■ **Your task**: Copy out, word for word, the stretch of the records below from the line containing "Patent image size: (1148, 498)." through the line containing "The line 53 is at (98, 274).", including both of those lines.

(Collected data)
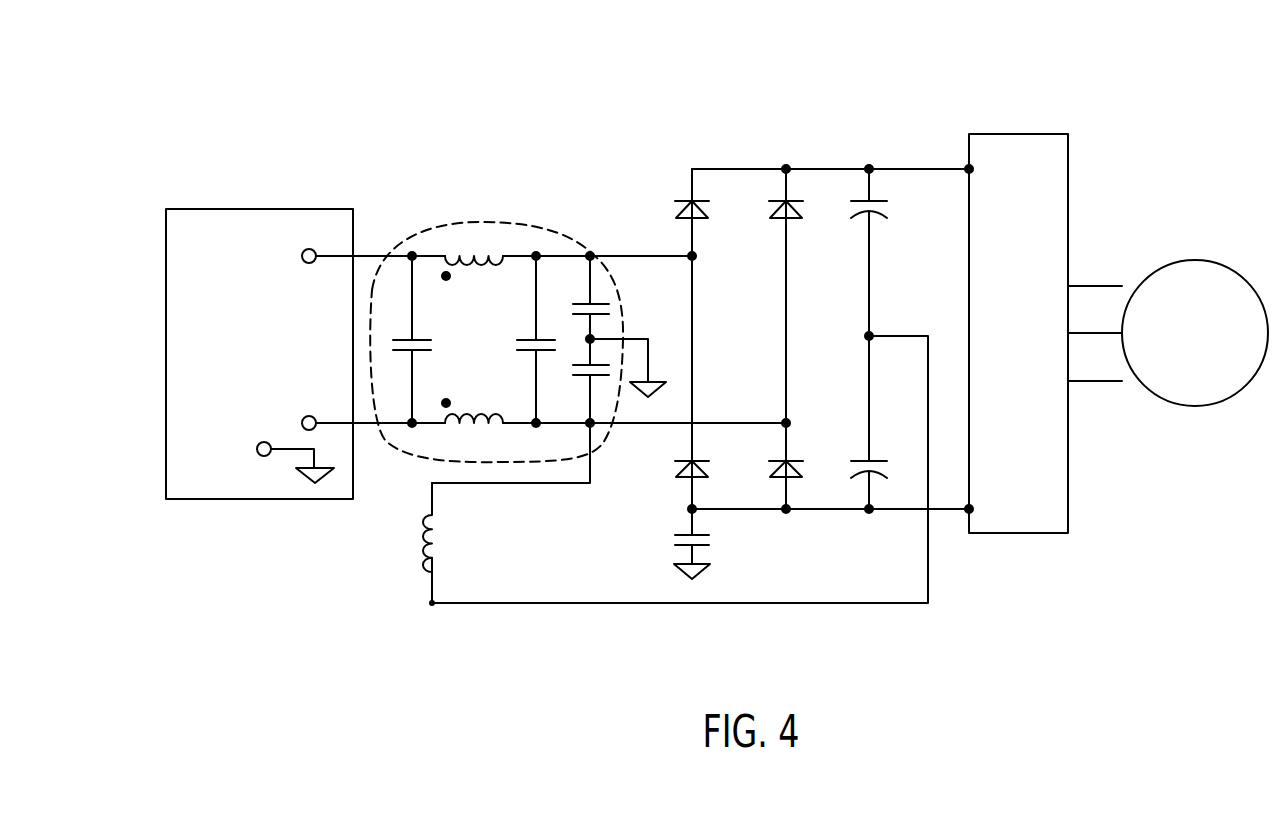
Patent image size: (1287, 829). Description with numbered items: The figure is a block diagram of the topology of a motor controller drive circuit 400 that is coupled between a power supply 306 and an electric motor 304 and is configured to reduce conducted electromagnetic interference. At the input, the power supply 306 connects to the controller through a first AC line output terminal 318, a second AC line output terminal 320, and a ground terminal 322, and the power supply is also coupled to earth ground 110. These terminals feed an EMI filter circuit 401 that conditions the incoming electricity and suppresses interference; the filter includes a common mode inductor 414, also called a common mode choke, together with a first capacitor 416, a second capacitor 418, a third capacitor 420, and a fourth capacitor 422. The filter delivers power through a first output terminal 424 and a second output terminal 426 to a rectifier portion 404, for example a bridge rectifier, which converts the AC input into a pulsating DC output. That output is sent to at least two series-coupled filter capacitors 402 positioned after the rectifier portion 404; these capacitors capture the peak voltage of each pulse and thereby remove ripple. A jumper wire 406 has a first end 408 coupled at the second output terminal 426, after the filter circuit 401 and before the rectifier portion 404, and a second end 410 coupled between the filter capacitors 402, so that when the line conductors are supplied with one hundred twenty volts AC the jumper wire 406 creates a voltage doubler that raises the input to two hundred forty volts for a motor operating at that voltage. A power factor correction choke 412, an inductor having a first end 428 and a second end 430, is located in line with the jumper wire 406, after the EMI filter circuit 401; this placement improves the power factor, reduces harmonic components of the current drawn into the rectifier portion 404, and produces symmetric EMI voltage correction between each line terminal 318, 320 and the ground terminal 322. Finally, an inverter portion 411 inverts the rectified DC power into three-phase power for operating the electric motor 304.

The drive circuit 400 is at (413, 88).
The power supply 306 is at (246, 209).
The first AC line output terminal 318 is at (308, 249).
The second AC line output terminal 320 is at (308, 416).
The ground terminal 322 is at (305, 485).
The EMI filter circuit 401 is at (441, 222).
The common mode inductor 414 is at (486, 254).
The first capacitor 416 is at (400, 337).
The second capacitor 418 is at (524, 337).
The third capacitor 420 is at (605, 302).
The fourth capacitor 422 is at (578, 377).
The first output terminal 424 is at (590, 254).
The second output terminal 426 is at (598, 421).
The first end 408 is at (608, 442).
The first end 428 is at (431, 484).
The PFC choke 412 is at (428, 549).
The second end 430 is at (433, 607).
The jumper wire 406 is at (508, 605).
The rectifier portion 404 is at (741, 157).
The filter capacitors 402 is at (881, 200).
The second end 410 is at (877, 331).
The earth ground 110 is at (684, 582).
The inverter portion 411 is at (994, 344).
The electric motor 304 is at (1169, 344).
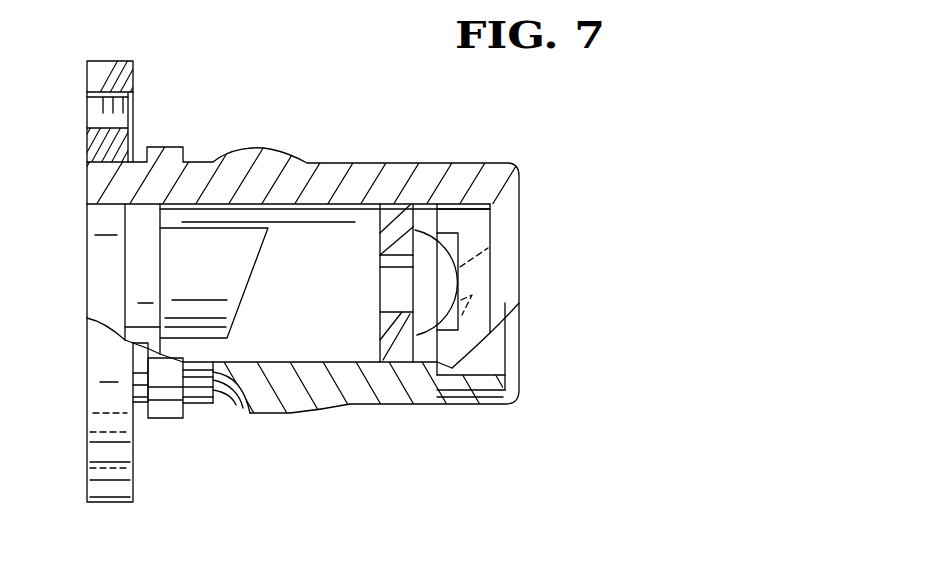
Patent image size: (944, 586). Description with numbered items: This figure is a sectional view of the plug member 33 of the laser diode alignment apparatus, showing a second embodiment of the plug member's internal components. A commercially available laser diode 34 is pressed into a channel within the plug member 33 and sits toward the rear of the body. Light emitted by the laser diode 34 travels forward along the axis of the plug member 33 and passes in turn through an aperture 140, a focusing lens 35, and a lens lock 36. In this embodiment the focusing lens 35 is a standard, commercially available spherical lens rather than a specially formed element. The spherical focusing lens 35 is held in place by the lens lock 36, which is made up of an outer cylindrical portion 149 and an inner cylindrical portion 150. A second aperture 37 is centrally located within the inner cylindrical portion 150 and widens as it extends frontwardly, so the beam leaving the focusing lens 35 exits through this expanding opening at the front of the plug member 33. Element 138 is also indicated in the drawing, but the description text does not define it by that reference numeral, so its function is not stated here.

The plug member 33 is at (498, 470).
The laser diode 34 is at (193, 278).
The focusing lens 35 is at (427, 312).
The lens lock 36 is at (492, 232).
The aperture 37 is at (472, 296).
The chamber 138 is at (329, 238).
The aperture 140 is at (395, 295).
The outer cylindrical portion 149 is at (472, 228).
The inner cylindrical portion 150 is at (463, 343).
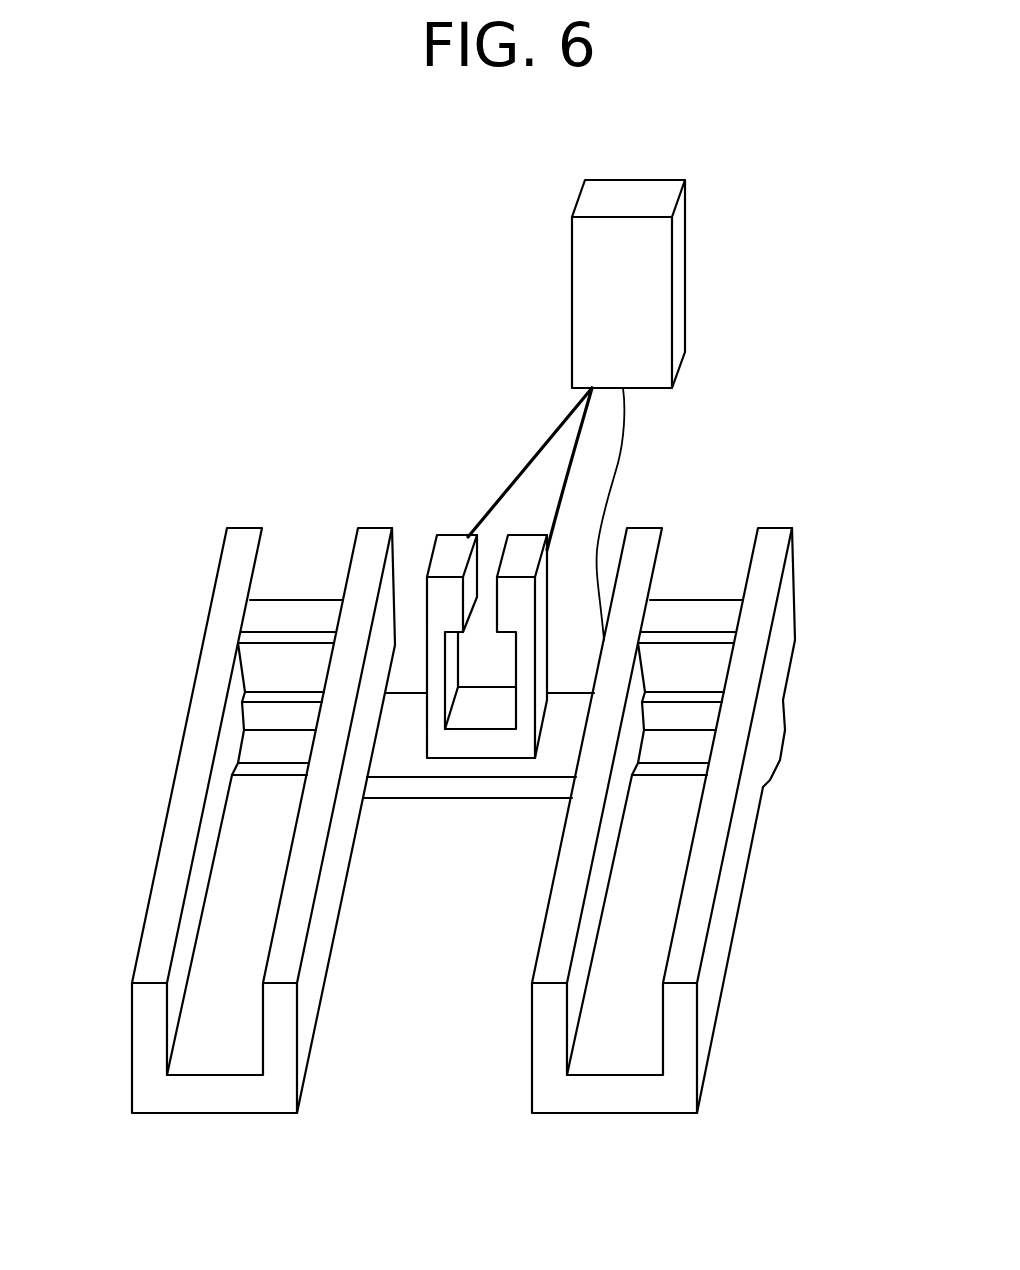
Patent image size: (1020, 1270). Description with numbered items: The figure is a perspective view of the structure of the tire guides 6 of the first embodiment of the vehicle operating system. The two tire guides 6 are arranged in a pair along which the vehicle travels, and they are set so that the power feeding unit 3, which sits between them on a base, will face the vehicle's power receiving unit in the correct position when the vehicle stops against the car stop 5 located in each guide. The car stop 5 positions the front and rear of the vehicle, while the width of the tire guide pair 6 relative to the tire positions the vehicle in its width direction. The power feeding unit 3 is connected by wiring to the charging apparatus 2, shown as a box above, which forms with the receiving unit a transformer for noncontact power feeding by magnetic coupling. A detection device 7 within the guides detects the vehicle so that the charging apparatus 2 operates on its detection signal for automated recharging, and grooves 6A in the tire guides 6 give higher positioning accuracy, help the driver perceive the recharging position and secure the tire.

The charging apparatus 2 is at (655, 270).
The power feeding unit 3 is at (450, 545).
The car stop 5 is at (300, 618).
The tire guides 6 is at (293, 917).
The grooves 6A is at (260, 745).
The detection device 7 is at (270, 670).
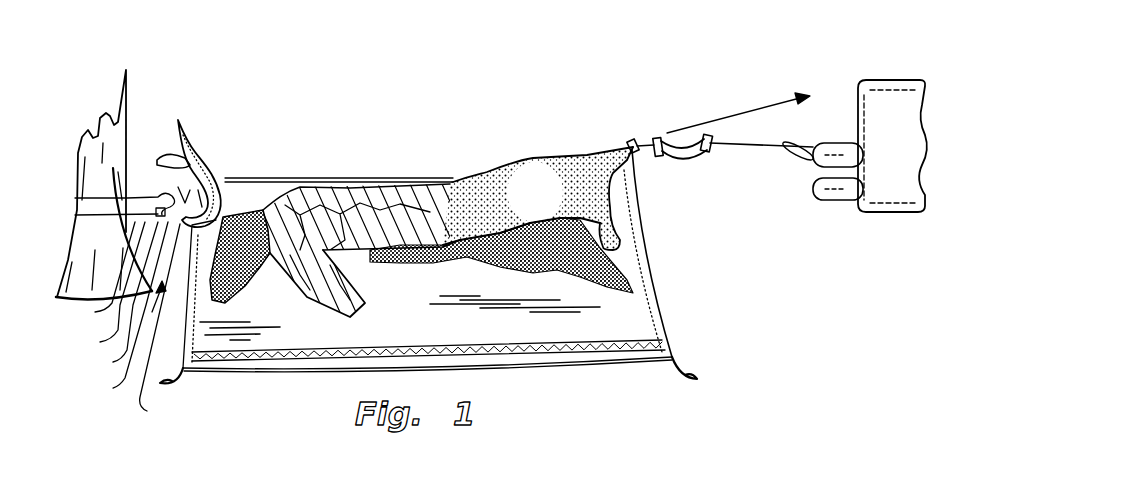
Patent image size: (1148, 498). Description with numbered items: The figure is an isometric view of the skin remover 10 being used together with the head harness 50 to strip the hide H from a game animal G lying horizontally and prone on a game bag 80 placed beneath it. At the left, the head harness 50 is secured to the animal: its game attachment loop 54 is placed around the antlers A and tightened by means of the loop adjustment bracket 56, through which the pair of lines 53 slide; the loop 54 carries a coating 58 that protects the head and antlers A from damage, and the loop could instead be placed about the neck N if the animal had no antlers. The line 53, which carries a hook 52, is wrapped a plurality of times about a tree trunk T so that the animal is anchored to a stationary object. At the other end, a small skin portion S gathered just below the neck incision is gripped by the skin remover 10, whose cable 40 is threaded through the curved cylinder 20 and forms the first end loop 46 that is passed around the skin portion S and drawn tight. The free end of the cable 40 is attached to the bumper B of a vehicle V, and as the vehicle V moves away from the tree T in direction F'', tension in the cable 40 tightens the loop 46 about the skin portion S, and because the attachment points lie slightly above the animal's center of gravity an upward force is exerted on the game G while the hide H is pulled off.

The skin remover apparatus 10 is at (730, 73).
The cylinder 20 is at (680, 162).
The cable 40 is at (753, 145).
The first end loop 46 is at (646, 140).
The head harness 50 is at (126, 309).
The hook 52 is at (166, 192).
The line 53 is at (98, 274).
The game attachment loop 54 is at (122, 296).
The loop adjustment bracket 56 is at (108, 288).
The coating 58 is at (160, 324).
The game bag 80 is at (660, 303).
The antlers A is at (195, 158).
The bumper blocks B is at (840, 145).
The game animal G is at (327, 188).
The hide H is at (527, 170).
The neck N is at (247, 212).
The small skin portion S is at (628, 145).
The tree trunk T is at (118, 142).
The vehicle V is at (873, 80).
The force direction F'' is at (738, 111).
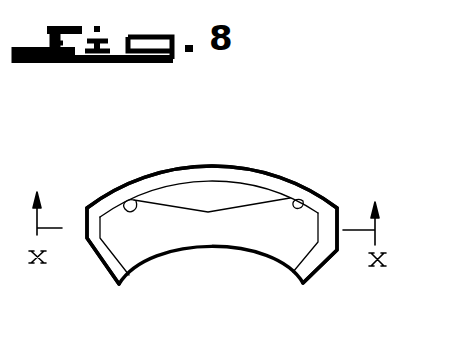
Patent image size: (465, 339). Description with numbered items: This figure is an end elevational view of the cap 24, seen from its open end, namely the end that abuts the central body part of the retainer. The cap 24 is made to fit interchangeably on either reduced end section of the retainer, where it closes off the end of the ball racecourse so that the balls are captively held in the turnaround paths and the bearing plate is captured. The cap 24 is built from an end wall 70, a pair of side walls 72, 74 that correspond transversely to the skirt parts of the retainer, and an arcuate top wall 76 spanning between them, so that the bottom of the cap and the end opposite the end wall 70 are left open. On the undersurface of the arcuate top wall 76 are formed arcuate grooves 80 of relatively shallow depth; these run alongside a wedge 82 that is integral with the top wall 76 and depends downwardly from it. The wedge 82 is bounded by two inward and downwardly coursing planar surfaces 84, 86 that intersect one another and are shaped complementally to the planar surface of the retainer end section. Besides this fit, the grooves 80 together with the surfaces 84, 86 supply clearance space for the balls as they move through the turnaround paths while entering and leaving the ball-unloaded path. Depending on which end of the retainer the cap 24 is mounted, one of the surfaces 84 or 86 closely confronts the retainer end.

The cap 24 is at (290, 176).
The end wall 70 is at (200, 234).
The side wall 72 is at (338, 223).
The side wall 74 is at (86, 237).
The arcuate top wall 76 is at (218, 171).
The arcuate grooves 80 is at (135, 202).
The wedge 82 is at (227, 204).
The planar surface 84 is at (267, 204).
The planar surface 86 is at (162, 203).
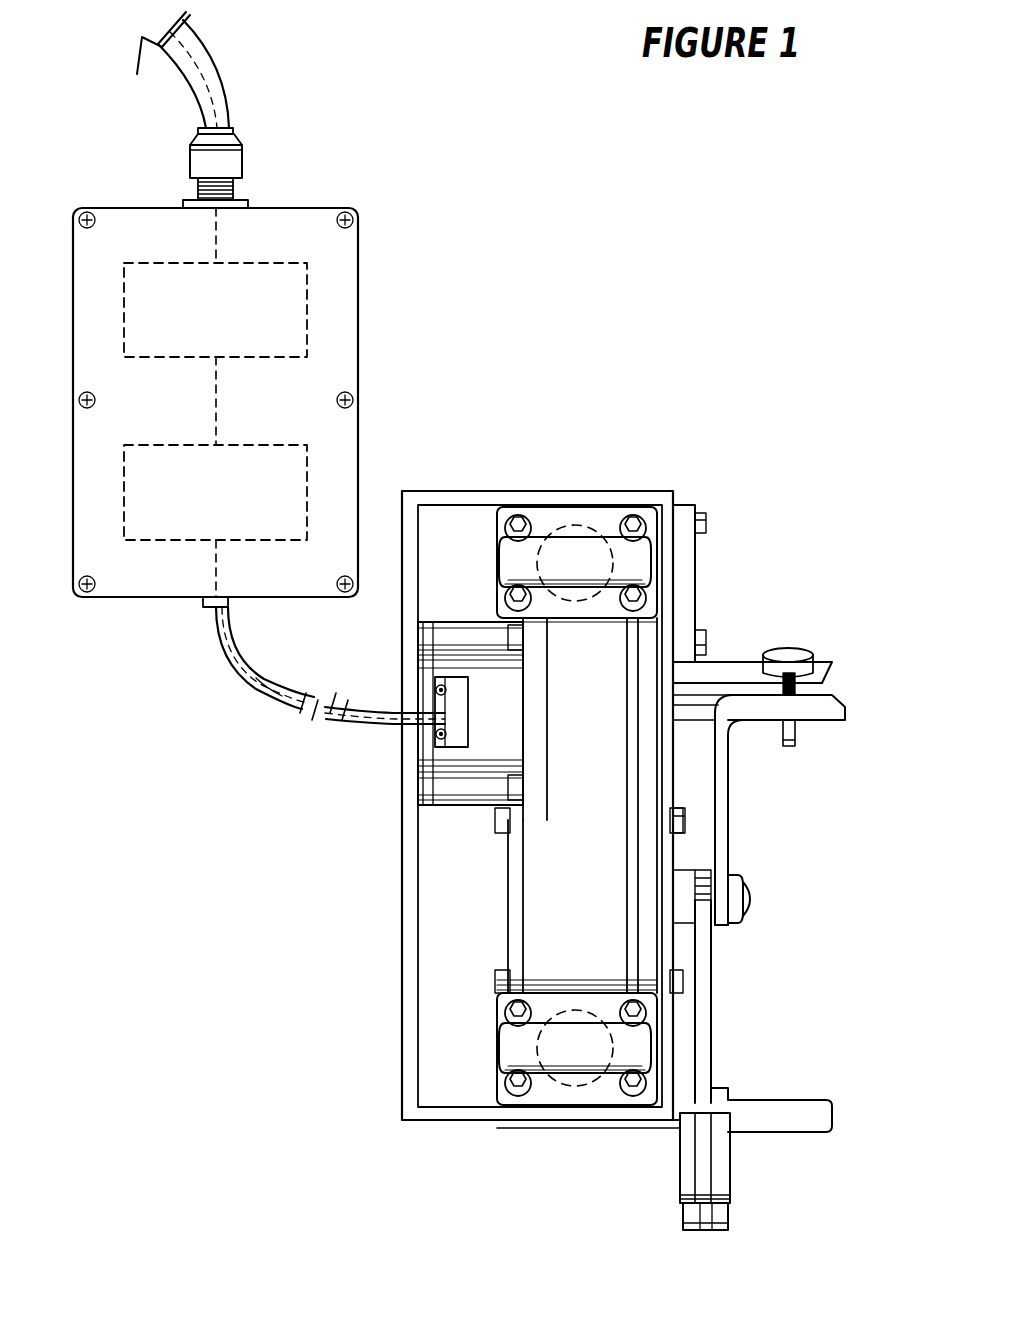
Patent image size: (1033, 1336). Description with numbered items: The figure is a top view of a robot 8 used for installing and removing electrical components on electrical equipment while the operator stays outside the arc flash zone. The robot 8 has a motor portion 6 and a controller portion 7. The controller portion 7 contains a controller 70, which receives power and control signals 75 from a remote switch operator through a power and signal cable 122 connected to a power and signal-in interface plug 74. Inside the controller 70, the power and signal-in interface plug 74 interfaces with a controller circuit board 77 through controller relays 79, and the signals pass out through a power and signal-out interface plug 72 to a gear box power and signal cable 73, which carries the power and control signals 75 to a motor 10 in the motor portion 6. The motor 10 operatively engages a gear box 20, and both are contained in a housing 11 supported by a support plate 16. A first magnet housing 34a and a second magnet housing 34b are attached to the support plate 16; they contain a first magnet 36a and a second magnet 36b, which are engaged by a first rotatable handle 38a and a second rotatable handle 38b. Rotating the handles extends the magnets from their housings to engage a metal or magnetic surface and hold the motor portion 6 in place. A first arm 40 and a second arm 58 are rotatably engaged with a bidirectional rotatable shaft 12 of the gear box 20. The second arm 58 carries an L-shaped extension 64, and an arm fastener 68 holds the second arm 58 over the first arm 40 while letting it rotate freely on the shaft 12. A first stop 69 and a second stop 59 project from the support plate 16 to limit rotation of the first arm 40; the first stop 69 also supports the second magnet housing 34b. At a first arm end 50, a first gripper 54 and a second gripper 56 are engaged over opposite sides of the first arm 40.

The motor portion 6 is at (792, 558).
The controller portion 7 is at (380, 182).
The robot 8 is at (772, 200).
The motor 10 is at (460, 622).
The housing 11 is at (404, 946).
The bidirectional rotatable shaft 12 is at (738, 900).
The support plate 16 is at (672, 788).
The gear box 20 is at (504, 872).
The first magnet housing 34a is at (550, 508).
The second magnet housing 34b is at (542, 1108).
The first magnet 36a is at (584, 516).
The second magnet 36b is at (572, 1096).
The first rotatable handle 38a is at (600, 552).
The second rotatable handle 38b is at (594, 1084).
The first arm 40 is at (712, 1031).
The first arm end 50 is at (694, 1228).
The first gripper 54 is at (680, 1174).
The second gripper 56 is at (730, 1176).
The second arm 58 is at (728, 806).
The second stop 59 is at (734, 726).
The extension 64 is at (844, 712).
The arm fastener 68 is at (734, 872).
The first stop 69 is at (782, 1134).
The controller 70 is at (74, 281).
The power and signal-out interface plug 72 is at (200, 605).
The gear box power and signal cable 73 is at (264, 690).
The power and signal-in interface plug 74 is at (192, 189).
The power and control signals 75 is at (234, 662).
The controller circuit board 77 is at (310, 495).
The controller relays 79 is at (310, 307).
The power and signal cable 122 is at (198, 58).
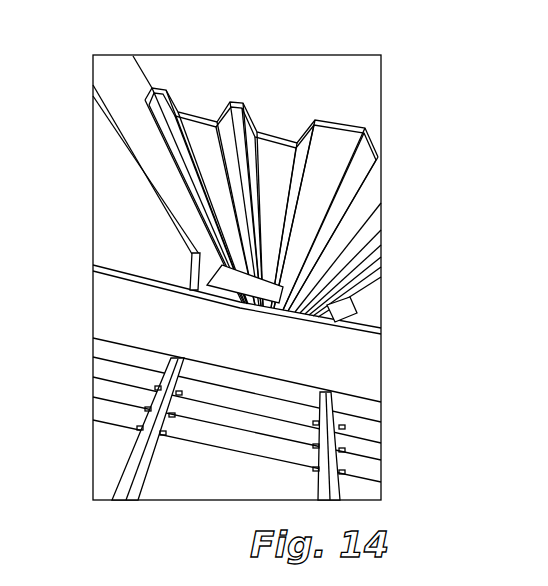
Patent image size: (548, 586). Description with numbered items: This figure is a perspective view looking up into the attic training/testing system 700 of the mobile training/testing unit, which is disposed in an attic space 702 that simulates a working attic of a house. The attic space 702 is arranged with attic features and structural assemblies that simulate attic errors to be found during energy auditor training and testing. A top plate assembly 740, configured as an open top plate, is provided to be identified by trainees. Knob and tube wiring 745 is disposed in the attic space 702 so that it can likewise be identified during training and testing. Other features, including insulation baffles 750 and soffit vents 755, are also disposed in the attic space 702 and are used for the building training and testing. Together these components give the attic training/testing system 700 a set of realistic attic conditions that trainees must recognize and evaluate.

■ **Answer below**:
Patent image size: (1148, 498). Description with numbered items: The figure is an isometric view of the skin remover 10 being used together with the head harness 50 to strip the hide H from a game animal G lying horizontally and prone on a game bag 80 placed beneath it. At the left, the head harness 50 is secured to the animal: its game attachment loop 54 is placed around the antlers A and tightened by means of the loop adjustment bracket 56, through which the pair of lines 53 slide; the loop 54 carries a coating 58 that protects the head and antlers A from damage, and the loop could instead be placed about the neck N if the animal had no antlers. The line 53, which carries a hook 52, is wrapped a plurality of times about a tree trunk T so that the animal is anchored to a stationary object. At the other end, a small skin portion S gathered just below the neck incision is gripped by the skin remover 10, whose cable 40 is threaded through the curved cylinder 20 and forms the first end loop 46 that is passed around the skin portion S and drawn tight. The free end of the cable 40 is attached to the bumper B of a vehicle V, and as the vehicle V moves away from the tree T in direction F'', tension in the cable 40 tightens the loop 46 about the skin portion S, and because the attachment points lie slightly above the animal's center of gravity an upward force is exerted on the game G while the hide H is pulled off.

The skin remover apparatus 10 is at (730, 73).
The cylinder 20 is at (680, 162).
The cable 40 is at (753, 145).
The first end loop 46 is at (646, 140).
The head harness 50 is at (126, 309).
The hook 52 is at (166, 192).
The line 53 is at (98, 274).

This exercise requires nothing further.